━━━━━ EXERCISE MATERIALS ━━━━━

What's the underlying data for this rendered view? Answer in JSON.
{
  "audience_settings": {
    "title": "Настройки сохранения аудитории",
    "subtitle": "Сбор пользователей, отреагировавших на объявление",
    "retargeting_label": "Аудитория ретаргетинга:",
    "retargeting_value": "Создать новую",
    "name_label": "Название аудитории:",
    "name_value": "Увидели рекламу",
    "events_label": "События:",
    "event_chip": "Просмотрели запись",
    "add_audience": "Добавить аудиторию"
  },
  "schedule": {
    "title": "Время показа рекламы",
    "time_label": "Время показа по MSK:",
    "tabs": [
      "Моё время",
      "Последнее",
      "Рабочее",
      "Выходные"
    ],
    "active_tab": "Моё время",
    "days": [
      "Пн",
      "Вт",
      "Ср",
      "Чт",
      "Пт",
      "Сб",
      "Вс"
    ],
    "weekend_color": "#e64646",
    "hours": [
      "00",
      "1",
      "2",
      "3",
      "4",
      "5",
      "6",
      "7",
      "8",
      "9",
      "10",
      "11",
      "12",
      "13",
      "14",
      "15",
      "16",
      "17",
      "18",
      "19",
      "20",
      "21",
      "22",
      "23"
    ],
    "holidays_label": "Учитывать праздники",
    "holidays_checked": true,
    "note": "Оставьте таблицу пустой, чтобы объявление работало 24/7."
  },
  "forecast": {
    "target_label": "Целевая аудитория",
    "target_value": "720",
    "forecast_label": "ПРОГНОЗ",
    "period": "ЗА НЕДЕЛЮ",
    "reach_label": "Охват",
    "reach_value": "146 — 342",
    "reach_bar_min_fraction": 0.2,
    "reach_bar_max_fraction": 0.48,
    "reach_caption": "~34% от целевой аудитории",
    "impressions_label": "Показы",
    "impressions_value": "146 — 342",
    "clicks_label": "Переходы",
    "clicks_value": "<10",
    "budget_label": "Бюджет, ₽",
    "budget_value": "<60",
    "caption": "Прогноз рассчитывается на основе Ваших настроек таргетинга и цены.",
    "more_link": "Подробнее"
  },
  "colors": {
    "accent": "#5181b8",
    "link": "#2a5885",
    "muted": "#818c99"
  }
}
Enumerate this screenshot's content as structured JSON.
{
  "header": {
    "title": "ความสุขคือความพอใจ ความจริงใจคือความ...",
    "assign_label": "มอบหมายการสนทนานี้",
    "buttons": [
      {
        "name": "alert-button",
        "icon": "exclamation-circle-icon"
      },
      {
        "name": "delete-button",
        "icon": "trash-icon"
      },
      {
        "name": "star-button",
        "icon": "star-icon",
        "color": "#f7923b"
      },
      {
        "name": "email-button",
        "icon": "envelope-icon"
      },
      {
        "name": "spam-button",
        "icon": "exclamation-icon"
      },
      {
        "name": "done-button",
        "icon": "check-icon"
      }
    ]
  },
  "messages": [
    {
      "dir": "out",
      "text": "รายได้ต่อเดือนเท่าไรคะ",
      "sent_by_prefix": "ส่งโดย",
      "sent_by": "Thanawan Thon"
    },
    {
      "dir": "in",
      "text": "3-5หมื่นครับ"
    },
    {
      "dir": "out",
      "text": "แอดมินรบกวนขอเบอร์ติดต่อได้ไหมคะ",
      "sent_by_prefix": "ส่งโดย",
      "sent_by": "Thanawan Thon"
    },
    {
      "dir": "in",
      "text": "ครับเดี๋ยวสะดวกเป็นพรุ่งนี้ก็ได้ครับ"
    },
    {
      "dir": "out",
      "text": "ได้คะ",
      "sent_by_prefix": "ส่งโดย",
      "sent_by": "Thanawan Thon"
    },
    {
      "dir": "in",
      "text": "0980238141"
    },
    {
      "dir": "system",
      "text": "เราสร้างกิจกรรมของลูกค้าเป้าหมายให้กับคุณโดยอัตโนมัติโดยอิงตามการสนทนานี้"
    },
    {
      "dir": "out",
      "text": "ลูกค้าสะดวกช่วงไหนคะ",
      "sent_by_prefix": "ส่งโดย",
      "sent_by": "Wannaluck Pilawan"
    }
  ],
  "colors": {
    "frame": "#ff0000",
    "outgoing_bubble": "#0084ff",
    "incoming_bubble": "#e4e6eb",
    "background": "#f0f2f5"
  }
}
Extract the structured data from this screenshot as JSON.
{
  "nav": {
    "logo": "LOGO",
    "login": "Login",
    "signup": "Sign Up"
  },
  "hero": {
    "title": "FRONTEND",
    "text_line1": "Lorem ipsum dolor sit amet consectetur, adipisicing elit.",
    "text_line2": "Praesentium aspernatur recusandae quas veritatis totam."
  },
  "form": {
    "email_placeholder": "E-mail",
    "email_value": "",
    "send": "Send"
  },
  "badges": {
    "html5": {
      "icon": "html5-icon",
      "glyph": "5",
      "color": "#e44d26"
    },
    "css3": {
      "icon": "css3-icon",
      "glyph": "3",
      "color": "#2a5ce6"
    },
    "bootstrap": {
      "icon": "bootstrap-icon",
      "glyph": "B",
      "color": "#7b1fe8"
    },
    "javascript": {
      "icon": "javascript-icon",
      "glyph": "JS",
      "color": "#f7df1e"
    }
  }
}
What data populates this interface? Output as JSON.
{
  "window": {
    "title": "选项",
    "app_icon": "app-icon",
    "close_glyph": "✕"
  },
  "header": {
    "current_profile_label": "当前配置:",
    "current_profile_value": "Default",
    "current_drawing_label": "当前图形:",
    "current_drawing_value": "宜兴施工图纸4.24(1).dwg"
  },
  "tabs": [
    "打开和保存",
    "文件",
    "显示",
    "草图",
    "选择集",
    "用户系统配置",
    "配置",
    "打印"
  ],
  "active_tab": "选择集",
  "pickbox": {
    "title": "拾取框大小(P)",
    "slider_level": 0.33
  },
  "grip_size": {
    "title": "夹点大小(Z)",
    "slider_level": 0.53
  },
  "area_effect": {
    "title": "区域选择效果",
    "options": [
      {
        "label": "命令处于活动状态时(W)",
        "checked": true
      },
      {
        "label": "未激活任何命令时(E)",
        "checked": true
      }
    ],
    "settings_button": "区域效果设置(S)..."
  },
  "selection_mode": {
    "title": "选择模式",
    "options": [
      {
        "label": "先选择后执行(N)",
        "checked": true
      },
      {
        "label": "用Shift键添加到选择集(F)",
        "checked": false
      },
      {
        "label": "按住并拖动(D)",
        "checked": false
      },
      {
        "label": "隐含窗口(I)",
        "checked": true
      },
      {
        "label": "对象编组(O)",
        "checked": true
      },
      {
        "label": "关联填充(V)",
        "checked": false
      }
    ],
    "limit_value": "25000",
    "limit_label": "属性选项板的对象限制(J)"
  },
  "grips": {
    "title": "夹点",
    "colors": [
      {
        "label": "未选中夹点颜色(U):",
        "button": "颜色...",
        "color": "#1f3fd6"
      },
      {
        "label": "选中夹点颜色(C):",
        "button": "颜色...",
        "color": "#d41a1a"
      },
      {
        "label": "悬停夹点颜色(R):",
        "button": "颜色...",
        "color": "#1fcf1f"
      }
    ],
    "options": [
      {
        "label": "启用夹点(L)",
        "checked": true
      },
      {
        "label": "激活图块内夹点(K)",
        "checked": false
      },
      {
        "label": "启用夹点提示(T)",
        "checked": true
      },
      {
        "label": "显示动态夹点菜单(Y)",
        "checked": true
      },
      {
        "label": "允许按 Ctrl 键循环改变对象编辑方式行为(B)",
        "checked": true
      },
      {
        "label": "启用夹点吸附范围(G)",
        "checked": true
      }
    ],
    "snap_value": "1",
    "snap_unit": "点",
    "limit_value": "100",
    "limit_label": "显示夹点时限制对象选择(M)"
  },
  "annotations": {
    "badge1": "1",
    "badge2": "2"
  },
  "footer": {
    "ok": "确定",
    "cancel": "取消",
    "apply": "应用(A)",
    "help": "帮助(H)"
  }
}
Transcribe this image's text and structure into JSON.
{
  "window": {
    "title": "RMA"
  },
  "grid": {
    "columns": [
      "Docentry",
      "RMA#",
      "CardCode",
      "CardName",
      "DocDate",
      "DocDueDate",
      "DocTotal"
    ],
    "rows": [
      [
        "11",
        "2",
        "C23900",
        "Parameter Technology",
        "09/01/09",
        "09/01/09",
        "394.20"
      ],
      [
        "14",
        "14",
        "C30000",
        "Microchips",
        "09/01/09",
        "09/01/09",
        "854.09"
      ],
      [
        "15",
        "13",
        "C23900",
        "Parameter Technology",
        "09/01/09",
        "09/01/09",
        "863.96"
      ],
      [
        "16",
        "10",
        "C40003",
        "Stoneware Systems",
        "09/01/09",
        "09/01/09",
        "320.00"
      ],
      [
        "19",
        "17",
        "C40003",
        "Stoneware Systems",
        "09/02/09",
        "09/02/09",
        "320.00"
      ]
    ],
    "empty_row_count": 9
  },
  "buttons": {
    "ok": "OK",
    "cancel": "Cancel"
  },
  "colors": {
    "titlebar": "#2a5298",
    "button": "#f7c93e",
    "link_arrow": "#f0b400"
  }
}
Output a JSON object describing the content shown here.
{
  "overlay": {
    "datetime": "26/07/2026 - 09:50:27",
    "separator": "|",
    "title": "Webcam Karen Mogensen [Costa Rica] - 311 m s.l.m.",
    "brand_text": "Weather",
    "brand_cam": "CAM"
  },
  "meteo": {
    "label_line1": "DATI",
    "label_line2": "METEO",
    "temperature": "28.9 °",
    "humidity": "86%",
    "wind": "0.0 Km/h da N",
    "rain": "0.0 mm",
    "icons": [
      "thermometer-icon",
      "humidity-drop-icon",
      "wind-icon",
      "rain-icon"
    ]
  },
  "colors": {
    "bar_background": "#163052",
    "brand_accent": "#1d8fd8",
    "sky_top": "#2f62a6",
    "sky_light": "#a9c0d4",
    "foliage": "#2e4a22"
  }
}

━━━━━

WORK INSTRUCTIONS: Begin with the line that contains "Output a JSON" and quote each line after it exactly, stopping after the last line of the data.

WRITTEN ANSWER:
Output a JSON object describing the content shown here.
{
  "overlay": {
    "datetime": "26/07/2026 - 09:50:27",
    "separator": "|",
    "title": "Webcam Karen Mogensen [Costa Rica] - 311 m s.l.m.",
    "brand_text": "Weather",
    "brand_cam": "CAM"
  },
  "meteo": {
    "label_line1": "DATI",
    "label_line2": "METEO",
    "temperature": "28.9 °",
    "humidity": "86%",
    "wind": "0.0 Km/h da N",
    "rain": "0.0 mm",
    "icons": [
      "thermometer-icon",
      "humidity-drop-icon",
      "wind-icon",
      "rain-icon"
    ]
  },
  "colors": {
    "bar_background": "#163052",
    "brand_accent": "#1d8fd8",
    "sky_top": "#2f62a6",
    "sky_light": "#a9c0d4",
    "foliage": "#2e4a22"
  }
}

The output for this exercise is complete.